------ Dataset content

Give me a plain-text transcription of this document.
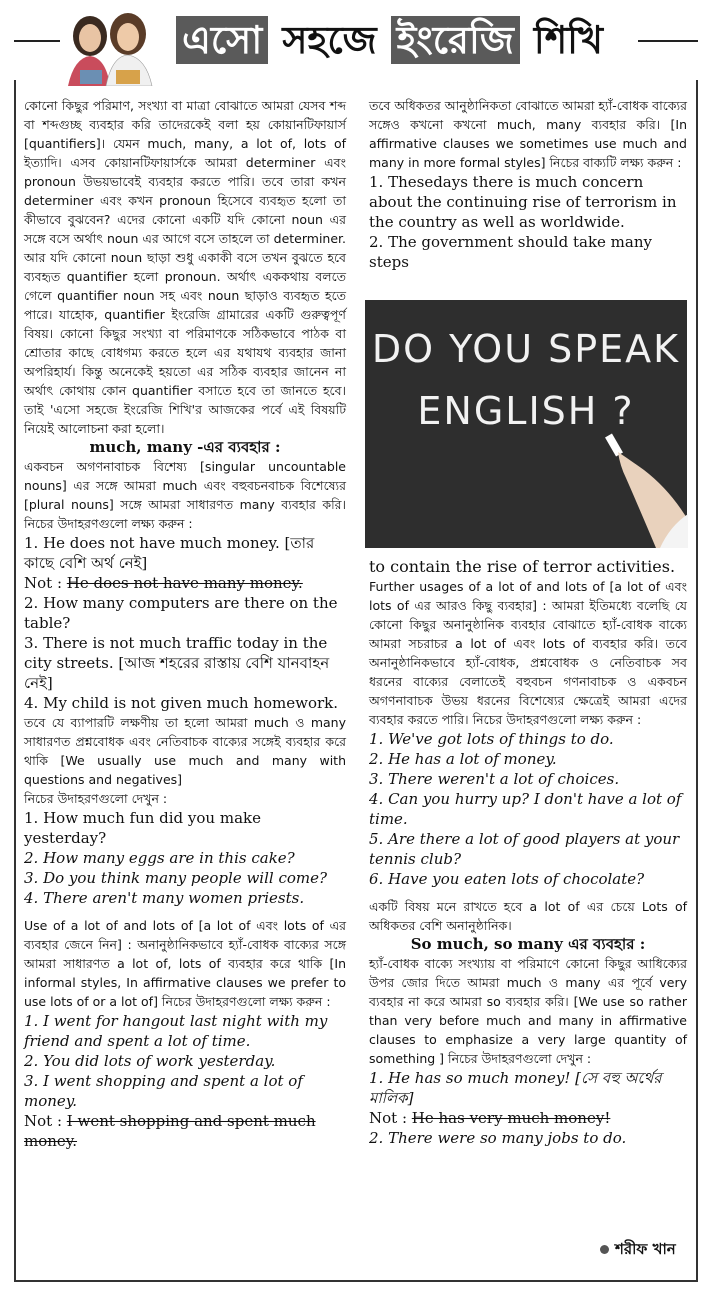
এসো সহজে ইংরেজি শিখি

কোনো কিছুর পরিমাণ, সংখ্যা বা মাত্রা বোঝাতে আমরা যেসব শব্দ বা শব্দগুচ্ছ ব্যবহার করি তাদেরকেই বলা হয় কোয়ানটিফায়ার্স [quantifiers]। যেমন much, many, a lot of, lots of ইত্যাদি। এসব কোয়ানটিফায়ার্সকে আমরা determiner এবং pronoun উভয়ভাবেই ব্যবহার করতে পারি। তবে তারা কখন determiner এবং কখন pronoun হিসেবে ব্যবহৃত হলো তা কীভাবে বুঝবেন? এদের কোনো একটি যদি কোনো noun এর সঙ্গে বসে অর্থাৎ noun এর আগে বসে তাহলে তা determiner. আর যদি কোনো noun ছাড়া শুধু একাকী বসে তখন বুঝতে হবে ব্যবহৃত quantifier হলো pronoun. অর্থাৎ এককথায় বলতে গেলে quantifier noun সহ এবং noun ছাড়াও ব্যবহৃত হতে পারে। যাহোক, quantifier ইংরেজি গ্রামারের একটি গুরুত্বপূর্ণ বিষয়। কোনো কিছুর সংখ্যা বা পরিমাণকে সঠিকভাবে পাঠক বা শ্রোতার কাছে বোধগম্য করতে হলে এর যথাযথ ব্যবহার জানা অপরিহার্য। কিন্তু অনেকেই হয়তো এর সঠিক ব্যবহার জানেন না অর্থাৎ কোথায় কোন quantifier বসাতে হবে তা জানতে হবে। তাই 'এসো সহজে ইংরেজি শিখি'র আজকের পর্বে এই বিষয়টি নিয়েই আলোচনা করা হলো।

much, many -এর ব্যবহার :

একবচন অগণনাবাচক বিশেষ্য [singular uncountable nouns] এর সঙ্গে আমরা much এবং বহুবচনবাচক বিশেষ্যের [plural nouns] সঙ্গে আমরা সাধারণত many ব্যবহার করি। নিচের উদাহরণগুলো লক্ষ্য করুন :

1. He does not have much money. [তার কাছে বেশি অর্থ নেই]
Not : He does not have many money.
2. How many computers are there on the table?
3. There is not much traffic today in the city streets. [আজ শহরের রাস্তায় বেশি যানবাহন নেই]
4. My child is not given much homework.

তবে যে ব্যাপারটি লক্ষণীয় তা হলো আমরা much ও many সাধারণত প্রশ্নবোধক এবং নেতিবাচক বাক্যের সঙ্গেই ব্যবহার করে থাকি [We usually use much and many with questions and negatives]

নিচের উদাহরণগুলো দেখুন :

1. How much fun did you make yesterday?
2. How many eggs are in this cake?
3. Do you think many people will come?
4. There aren't many women priests.

Use of a lot of and lots of [a lot of এবং lots of এর ব্যবহার জেনে নিন] : অনানুষ্ঠানিকভাবে হ্যাঁ-বোধক বাক্যের সঙ্গে আমরা সাধারণত a lot of, lots of ব্যবহার করে থাকি [In informal styles, In affirmative clauses we prefer to use lots of or a lot of] নিচের উদাহরণগুলো লক্ষ্য করুন :

1. I went for hangout last night with my friend and spent a lot of time.
2. You did lots of work yesterday.
3. I went shopping and spent a lot of money.
Not : I went shopping and spent much money.

তবে অধিকতর আনুষ্ঠানিকতা বোঝাতে আমরা হ্যাঁ-বোধক বাক্যের সঙ্গেও কখনো কখনো much, many ব্যবহার করি। [In affirmative clauses we sometimes use much and many in more formal styles] নিচের বাক্যটি লক্ষ্য করুন :

1. Thesedays there is much concern about the continuing rise of terrorism in the country as well as worldwide.
2. The government should take many steps
DO YOU SPEAK
ENGLISH ?

to contain the rise of terror activities.

Further usages of a lot of and lots of [a lot of এবং lots of এর আরও কিছু ব্যবহার] : আমরা ইতিমধ্যে বলেছি যে কোনো কিছুর অনানুষ্ঠানিক ব্যবহার বোঝাতে হ্যাঁ-বোধক বাক্যে আমরা সচরাচর a lot of এবং lots of ব্যবহার করি। তবে অনানুষ্ঠানিকভাবে হ্যাঁ-বোধক, প্রশ্নবোধক ও নেতিবাচক সব ধরনের বাক্যের বেলাতেই বহুবচন গণনাবাচক ও একবচন অগণনাবাচক উভয় ধরনের বিশেষ্যের ক্ষেত্রেই আমরা এদের ব্যবহার করতে পারি। নিচের উদাহরণগুলো লক্ষ্য করুন :

1. We've got lots of things to do.
2. He has a lot of money.
3. There weren't a lot of choices.
4. Can you hurry up? I don't have a lot of time.
5. Are there a lot of good players at your tennis club?
6. Have you eaten lots of chocolate?

একটি বিষয় মনে রাখতে হবে a lot of এর চেয়ে Lots of অধিকতর বেশি অনানুষ্ঠানিক।

So much, so many এর ব্যবহার :

হ্যাঁ-বোধক বাক্যে সংখ্যায় বা পরিমাণে কোনো কিছুর আধিক্যের উপর জোর দিতে আমরা much ও many এর পূর্বে very ব্যবহার না করে আমরা so ব্যবহার করি। [We use so rather than very before much and many in affirmative clauses to emphasize a very large quantity of something ] নিচের উদাহরণগুলো দেখুন :

1. He has so much money! [সে বহু অর্থের মালিক]
Not : He has very much money!
2. There were so many jobs to do.
শরীফ খান
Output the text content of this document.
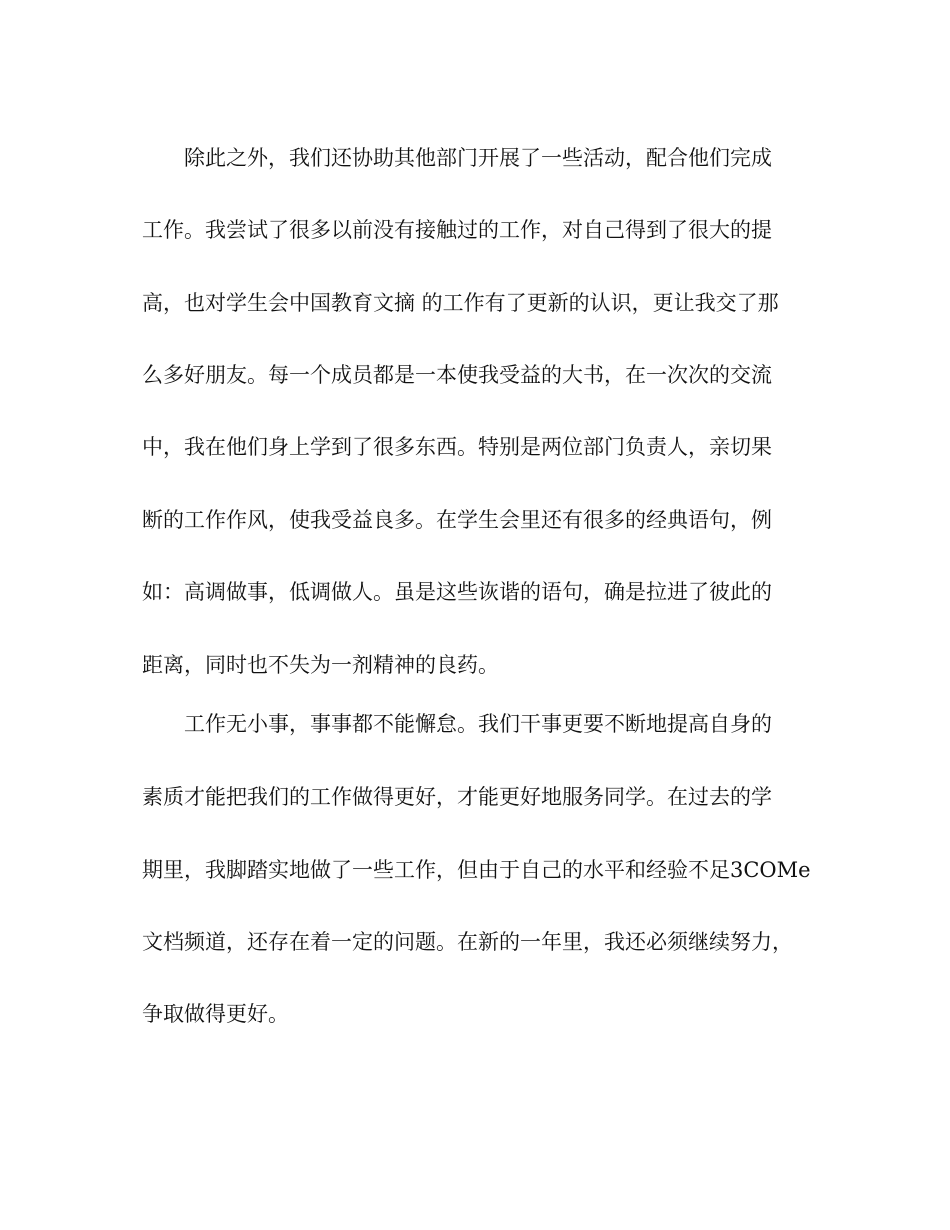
除此之外，我们还协助其他部门开展了一些活动，配合他们完成
工作。我尝试了很多以前没有接触过的工作，对自己得到了很大的提
高，也对学生会中国教育文摘 的工作有了更新的认识，更让我交了那
么多好朋友。每一个成员都是一本使我受益的大书，在一次次的交流
中，我在他们身上学到了很多东西。特别是两位部门负责人，亲切果
断的工作作风，使我受益良多。在学生会里还有很多的经典语句，例
如：高调做事，低调做人。虽是这些诙谐的语句，确是拉进了彼此的
距离，同时也不失为一剂精神的良药。
工作无小事，事事都不能懈怠。我们干事更要不断地提高自身的
素质才能把我们的工作做得更好，才能更好地服务同学。在过去的学
期里，我脚踏实地做了一些工作，但由于自己的水平和经验不足3COMe
文档频道，还存在着一定的问题。在新的一年里，我还必须继续努力，
争取做得更好。
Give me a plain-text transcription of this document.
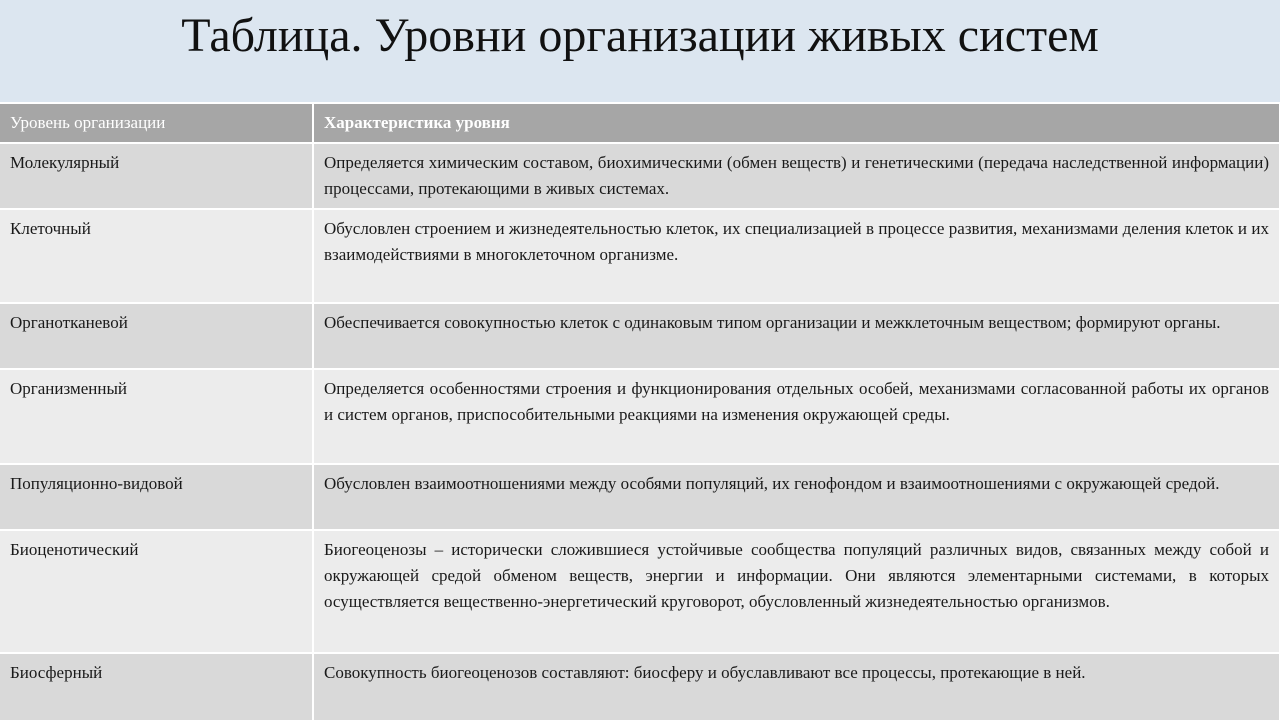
Таблица. Уровни организации живых систем
Уровень организации	Характеристика уровня
Молекулярный	Определяется химическим составом, биохимическими (обмен веществ) и генетическими (передача наследственной информации) процессами, протекающими в живых системах.
Клеточный	Обусловлен строением и жизнедеятельностью клеток, их специализацией в процессе развития, механизмами деления клеток и их взаимодействиями в многоклеточном организме.
Органотканевой	Обеспечивается совокупностью клеток с одинаковым типом организации и межклеточным веществом; формируют органы.
Организменный	Определяется особенностями строения и функционирования отдельных особей, механизмами согласованной работы их органов и систем органов, приспособительными реакциями на изменения окружающей среды.
Популяционно-видовой	Обусловлен взаимоотношениями между особями популяций, их генофондом и взаимоотношениями с окружающей средой.
Биоценотический	Биогеоценозы – исторически сложившиеся устойчивые сообщества популяций различных видов, связанных между собой и окружающей средой обменом веществ, энергии и информации. Они являются элементарными системами, в которых осуществляется вещественно-энергетический круговорот, обусловленный жизнедеятельностью организмов.
Биосферный	Совокупность биогеоценозов составляют: биосферу и обуславливают все процессы, протекающие в ней.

------------

*Written task*.
Return each line of the data that contains the string "rise".

*Completed exercise*.
1. Thesedays there is much concern about the continuing rise of terrorism in the country as well as worldwide.
to contain the rise of terror activities.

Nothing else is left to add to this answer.